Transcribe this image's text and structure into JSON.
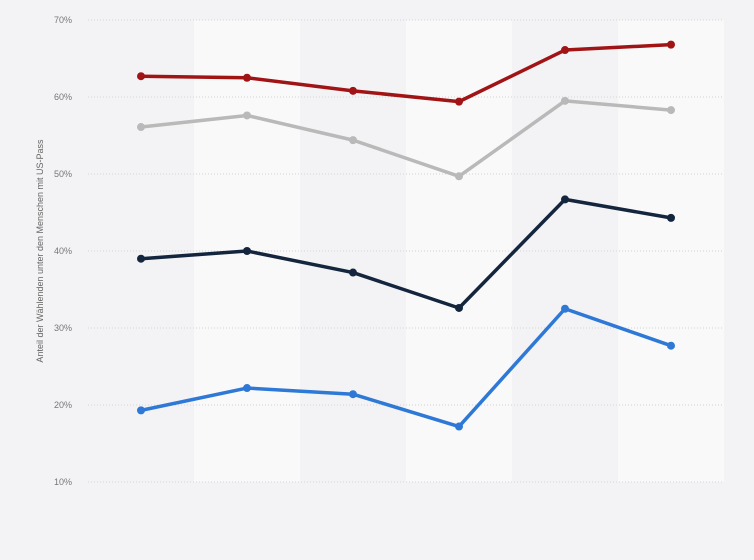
{
  "chart_data": {
    "type": "line",
    "title": "",
    "xlabel": "",
    "ylabel": "Anteil der Wählenden unter den Menschen mit US-Pass",
    "ylim": [
      10,
      70
    ],
    "yticks": [
      10,
      20,
      30,
      40,
      50,
      60,
      70
    ],
    "ytick_suffix": "%",
    "categories_count": 6,
    "grid": true,
    "legend": "none",
    "series": [
      {
        "color": "#a11416",
        "values": [
          62.7,
          62.5,
          60.8,
          59.4,
          66.1,
          66.8
        ]
      },
      {
        "color": "#b9b9b9",
        "values": [
          56.1,
          57.6,
          54.4,
          49.7,
          59.5,
          58.3
        ]
      },
      {
        "color": "#14263d",
        "values": [
          39.0,
          40.0,
          37.2,
          32.6,
          46.7,
          44.3
        ]
      },
      {
        "color": "#2e78d6",
        "values": [
          19.3,
          22.2,
          21.4,
          17.2,
          32.5,
          27.7
        ]
      }
    ]
  }
}
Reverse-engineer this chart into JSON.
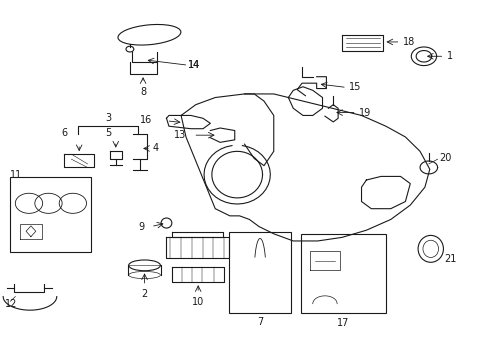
{
  "bg_color": "#ffffff",
  "line_color": "#1a1a1a",
  "figsize": [
    4.89,
    3.6
  ],
  "dpi": 100
}
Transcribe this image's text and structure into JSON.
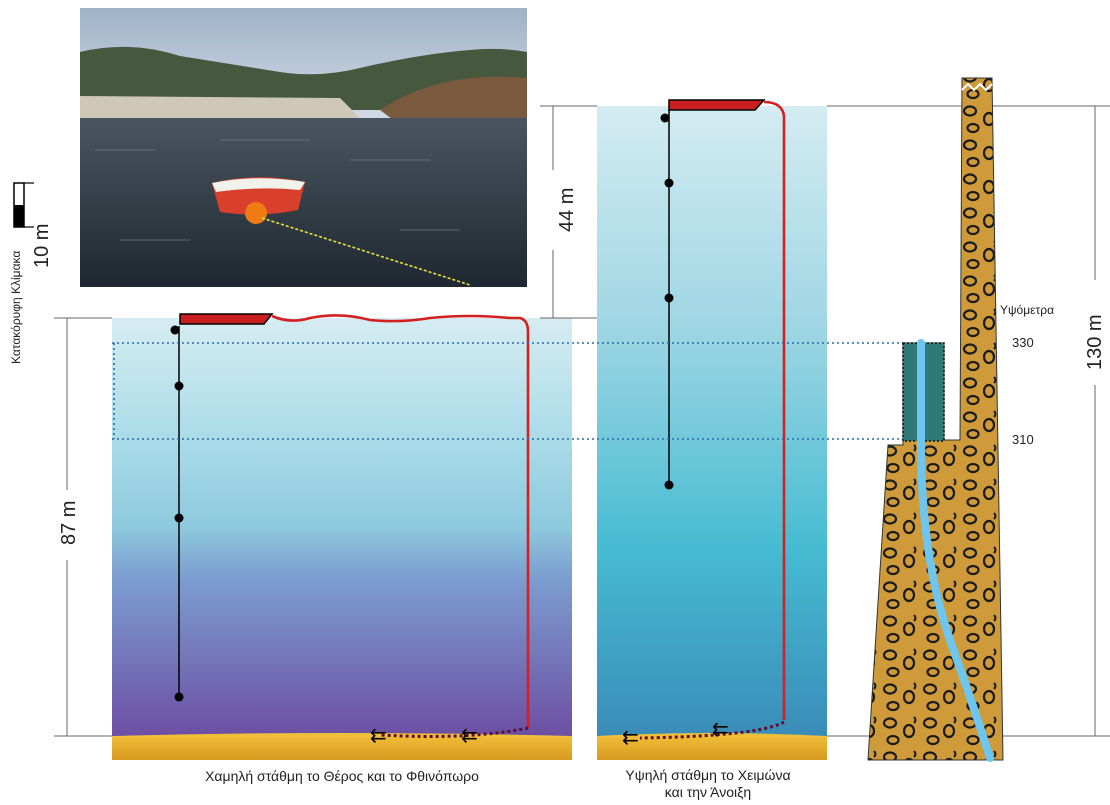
* * * * * * * * *
§ TO BE DONE:
Pictures are to be left out; repeat all the remaining data exactly.

§ SOLVED EXERCISE:
Transcribe this image's text and structure into JSON.
{
  "chart_data": {
    "type": "line",
    "title": "",
    "xlabel": "",
    "ylabel": "Anteil der Wählenden unter den Menschen mit US-Pass",
    "ylim": [
      10,
      70
    ],
    "yticks": [
      10,
      20,
      30,
      40,
      50,
      60,
      70
    ],
    "ytick_suffix": "%",
    "categories_count": 6,
    "grid": true,
    "legend": "none",
    "series": [
      {
        "color": "#a11416",
        "values": [
          62.7,
          62.5,
          60.8,
          59.4,
          66.1,
          66.8
        ]
      },
      {
        "color": "#b9b9b9",
        "values": [
          56.1,
          57.6,
          54.4,
          49.7,
          59.5,
          58.3
        ]
      },
      {
        "color": "#14263d",
        "values": [
          39.0,
          40.0,
          37.2,
          32.6,
          46.7,
          44.3
        ]
      },
      {
        "color": "#2e78d6",
        "values": [
          19.3,
          22.2,
          21.4,
          17.2,
          32.5,
          27.7
        ]
      }
    ]
  }
}
Reverse-engineer this chart into JSON.
{
  "bg_color": "#ffffff",
  "line_color": "#1a1a1a",
  "figsize": [
    4.89,
    3.6
  ],
  "dpi": 100
}
Transcribe this image's text and structure into JSON.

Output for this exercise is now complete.